TASK GOAL:
Leave out every picture, and restate word for word only the lines from the one containing "Parse this screenshot: output" through the end of the material.

GIVEN RECORDS:
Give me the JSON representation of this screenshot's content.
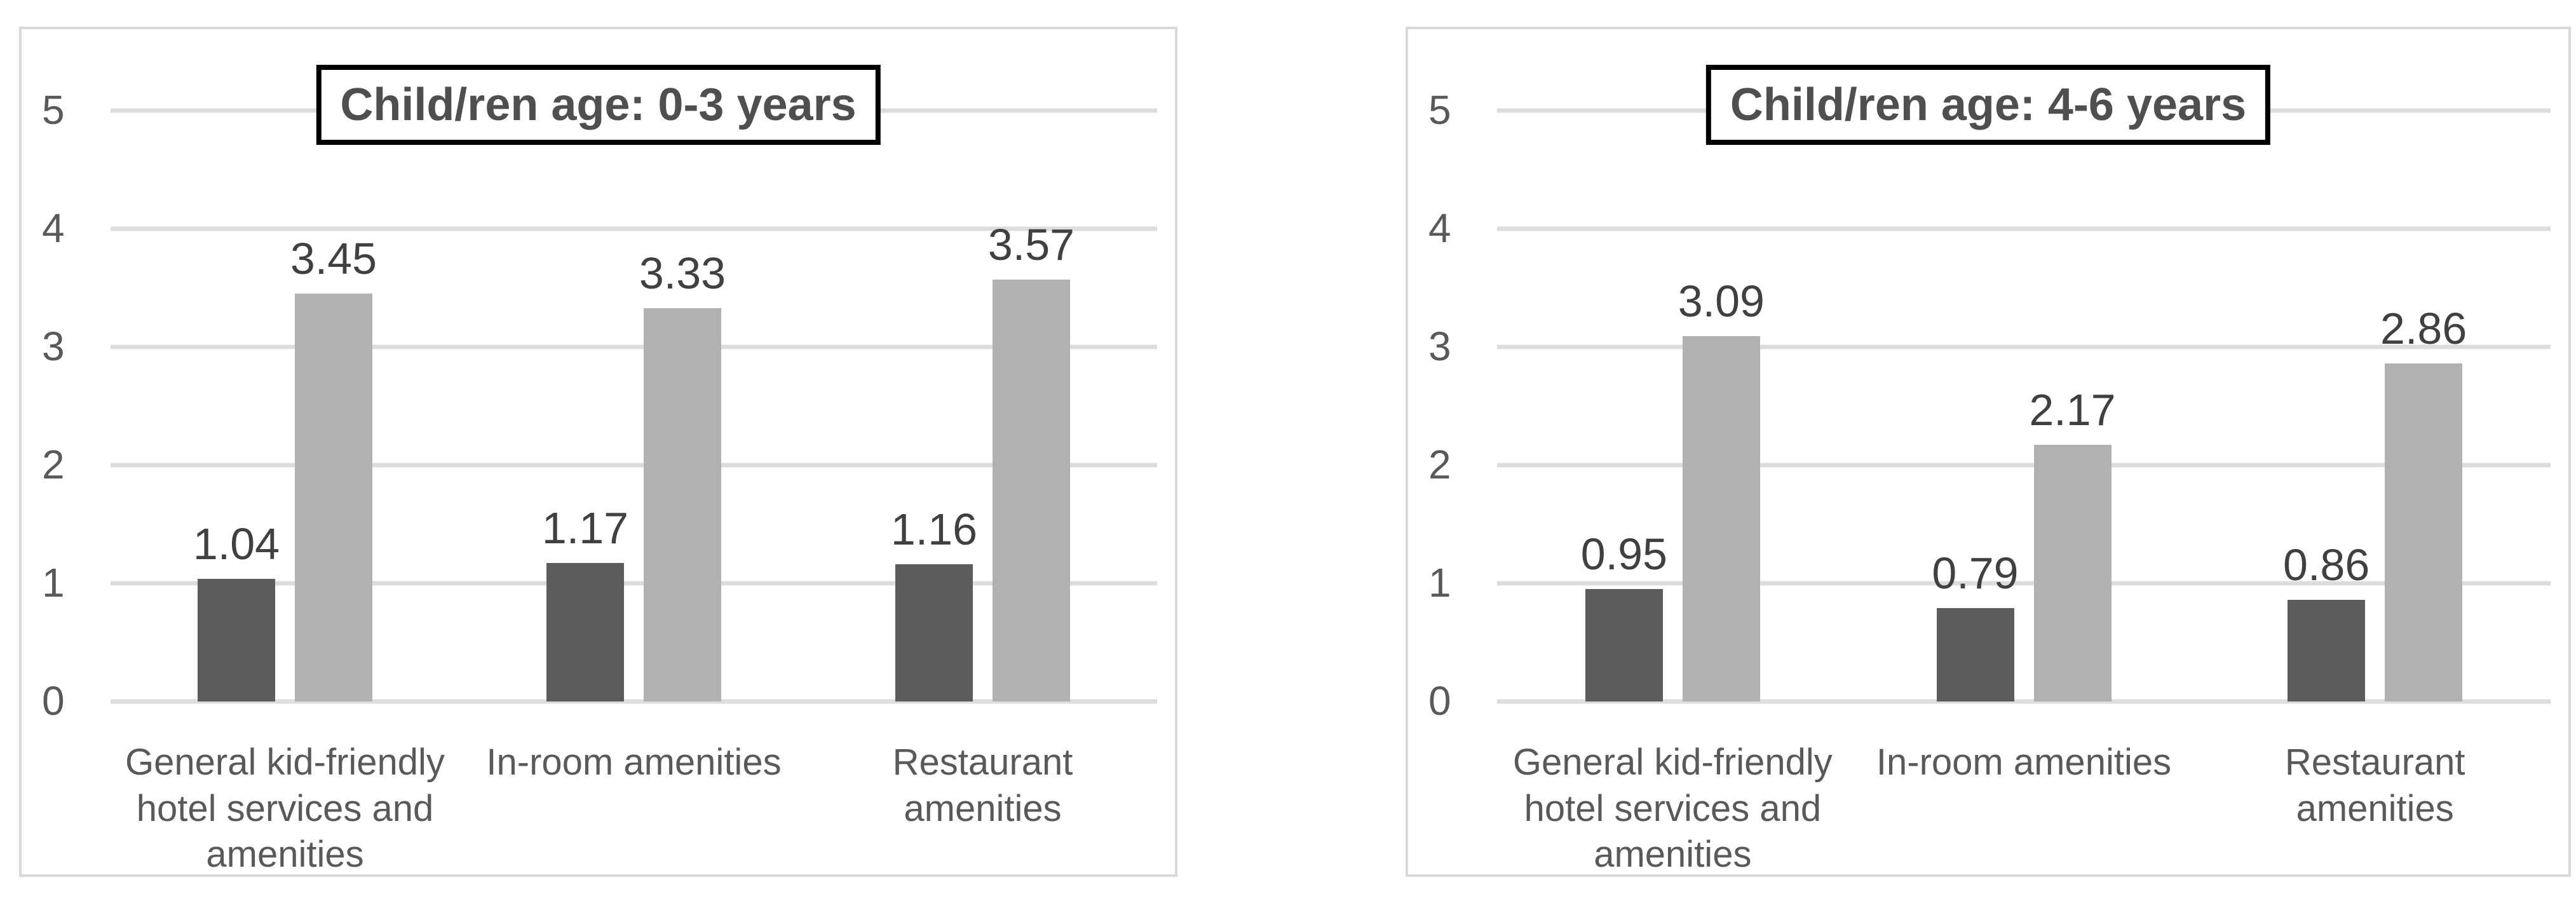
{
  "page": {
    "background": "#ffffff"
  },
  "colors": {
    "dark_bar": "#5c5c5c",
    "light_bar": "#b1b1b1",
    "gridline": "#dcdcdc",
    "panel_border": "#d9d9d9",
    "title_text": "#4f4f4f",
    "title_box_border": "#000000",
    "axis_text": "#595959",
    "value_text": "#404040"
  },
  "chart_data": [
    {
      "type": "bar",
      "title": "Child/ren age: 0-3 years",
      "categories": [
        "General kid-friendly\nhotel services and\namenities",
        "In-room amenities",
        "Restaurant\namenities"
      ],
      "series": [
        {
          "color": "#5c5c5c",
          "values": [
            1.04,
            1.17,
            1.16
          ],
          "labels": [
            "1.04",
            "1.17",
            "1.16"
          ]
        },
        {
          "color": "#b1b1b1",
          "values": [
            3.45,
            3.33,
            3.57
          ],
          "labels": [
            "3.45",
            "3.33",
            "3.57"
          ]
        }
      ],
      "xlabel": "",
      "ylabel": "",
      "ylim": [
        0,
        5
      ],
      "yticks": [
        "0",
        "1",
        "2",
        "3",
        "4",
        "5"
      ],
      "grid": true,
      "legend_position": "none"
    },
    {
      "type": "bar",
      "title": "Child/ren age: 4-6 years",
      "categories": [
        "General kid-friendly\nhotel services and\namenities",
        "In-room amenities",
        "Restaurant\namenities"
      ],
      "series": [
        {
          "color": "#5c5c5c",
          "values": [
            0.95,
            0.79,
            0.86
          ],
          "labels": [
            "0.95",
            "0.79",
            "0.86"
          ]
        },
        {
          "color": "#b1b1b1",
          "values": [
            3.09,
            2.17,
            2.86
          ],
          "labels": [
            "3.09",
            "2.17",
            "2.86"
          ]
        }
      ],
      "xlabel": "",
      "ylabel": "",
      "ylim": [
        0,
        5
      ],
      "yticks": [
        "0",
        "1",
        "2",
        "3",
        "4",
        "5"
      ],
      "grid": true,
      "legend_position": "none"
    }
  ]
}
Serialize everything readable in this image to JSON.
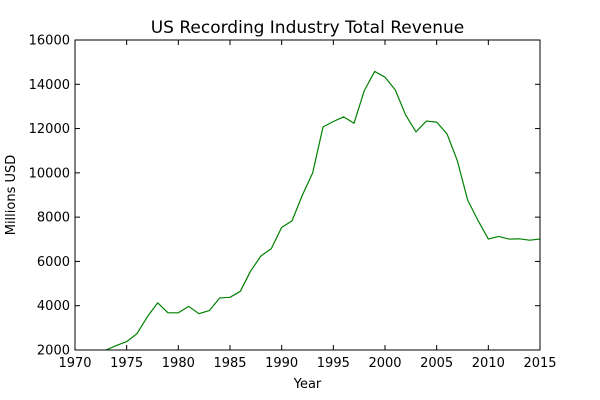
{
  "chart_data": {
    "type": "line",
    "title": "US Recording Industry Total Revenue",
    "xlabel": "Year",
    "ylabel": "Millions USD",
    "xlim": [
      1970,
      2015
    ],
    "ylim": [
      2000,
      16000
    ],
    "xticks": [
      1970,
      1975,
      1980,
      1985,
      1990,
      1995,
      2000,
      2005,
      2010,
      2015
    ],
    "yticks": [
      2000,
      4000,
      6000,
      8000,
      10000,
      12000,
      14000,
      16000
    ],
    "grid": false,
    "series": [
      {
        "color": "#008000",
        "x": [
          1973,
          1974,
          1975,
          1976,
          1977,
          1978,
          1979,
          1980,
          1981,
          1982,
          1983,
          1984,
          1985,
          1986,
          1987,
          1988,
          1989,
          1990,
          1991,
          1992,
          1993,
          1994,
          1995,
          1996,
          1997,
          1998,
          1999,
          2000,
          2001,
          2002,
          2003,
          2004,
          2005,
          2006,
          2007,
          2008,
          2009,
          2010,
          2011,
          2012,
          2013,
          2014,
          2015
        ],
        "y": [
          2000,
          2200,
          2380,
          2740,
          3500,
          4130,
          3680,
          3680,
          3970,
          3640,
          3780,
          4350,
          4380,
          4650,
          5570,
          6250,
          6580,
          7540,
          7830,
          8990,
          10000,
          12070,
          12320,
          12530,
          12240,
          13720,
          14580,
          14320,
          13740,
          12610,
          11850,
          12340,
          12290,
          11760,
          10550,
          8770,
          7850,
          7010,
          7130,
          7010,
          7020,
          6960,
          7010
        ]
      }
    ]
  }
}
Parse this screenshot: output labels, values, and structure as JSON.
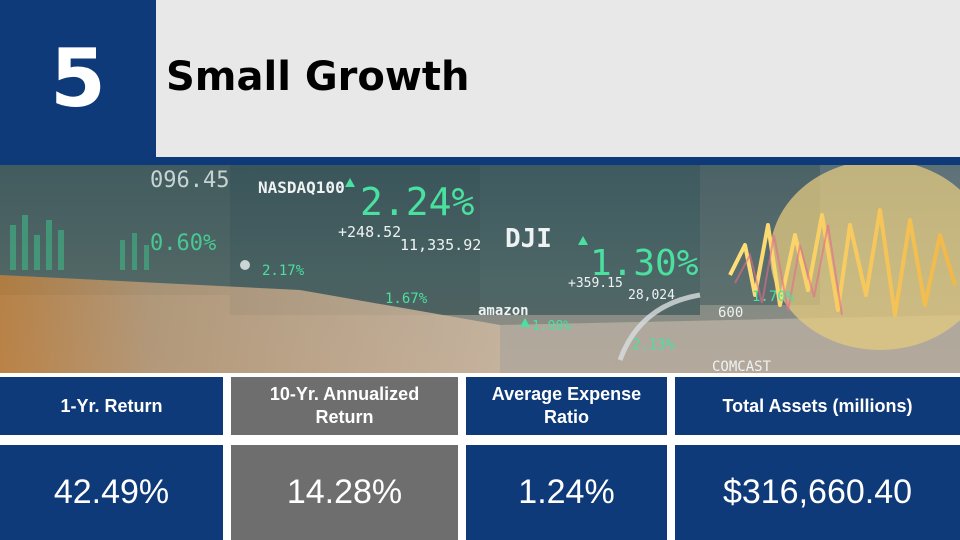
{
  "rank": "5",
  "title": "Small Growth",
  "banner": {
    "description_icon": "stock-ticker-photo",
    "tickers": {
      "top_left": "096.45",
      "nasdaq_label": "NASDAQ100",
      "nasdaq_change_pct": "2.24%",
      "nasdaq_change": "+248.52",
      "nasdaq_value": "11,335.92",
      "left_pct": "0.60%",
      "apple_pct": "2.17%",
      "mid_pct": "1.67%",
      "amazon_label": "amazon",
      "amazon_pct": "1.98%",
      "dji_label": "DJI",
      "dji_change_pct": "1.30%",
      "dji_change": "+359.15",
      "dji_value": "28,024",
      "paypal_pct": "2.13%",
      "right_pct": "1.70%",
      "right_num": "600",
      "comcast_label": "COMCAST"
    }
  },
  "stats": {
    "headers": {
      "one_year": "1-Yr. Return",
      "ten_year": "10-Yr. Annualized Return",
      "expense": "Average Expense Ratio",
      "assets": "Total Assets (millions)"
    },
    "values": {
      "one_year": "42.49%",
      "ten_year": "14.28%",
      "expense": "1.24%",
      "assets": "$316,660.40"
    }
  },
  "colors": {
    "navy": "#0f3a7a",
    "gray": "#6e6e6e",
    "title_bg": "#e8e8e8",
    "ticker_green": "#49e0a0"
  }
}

RIGHT ANSWER:
Parse this screenshot: output labels, values, and structure as JSON.
{
  "rank": "5",
  "title": "Small Growth",
  "banner": {
    "description_icon": "stock-ticker-photo",
    "tickers": {
      "top_left": "096.45",
      "nasdaq_label": "NASDAQ100",
      "nasdaq_change_pct": "2.24%",
      "nasdaq_change": "+248.52",
      "nasdaq_value": "11,335.92",
      "left_pct": "0.60%",
      "apple_pct": "2.17%",
      "mid_pct": "1.67%",
      "amazon_label": "amazon",
      "amazon_pct": "1.98%",
      "dji_label": "DJI",
      "dji_change_pct": "1.30%",
      "dji_change": "+359.15",
      "dji_value": "28,024",
      "paypal_pct": "2.13%",
      "right_pct": "1.70%",
      "right_num": "600",
      "comcast_label": "COMCAST"
    }
  },
  "stats": {
    "headers": {
      "one_year": "1-Yr. Return",
      "ten_year": "10-Yr. Annualized Return",
      "expense": "Average Expense Ratio",
      "assets": "Total Assets (millions)"
    },
    "values": {
      "one_year": "42.49%",
      "ten_year": "14.28%",
      "expense": "1.24%",
      "assets": "$316,660.40"
    }
  },
  "colors": {
    "navy": "#0f3a7a",
    "gray": "#6e6e6e",
    "title_bg": "#e8e8e8",
    "ticker_green": "#49e0a0"
  }
}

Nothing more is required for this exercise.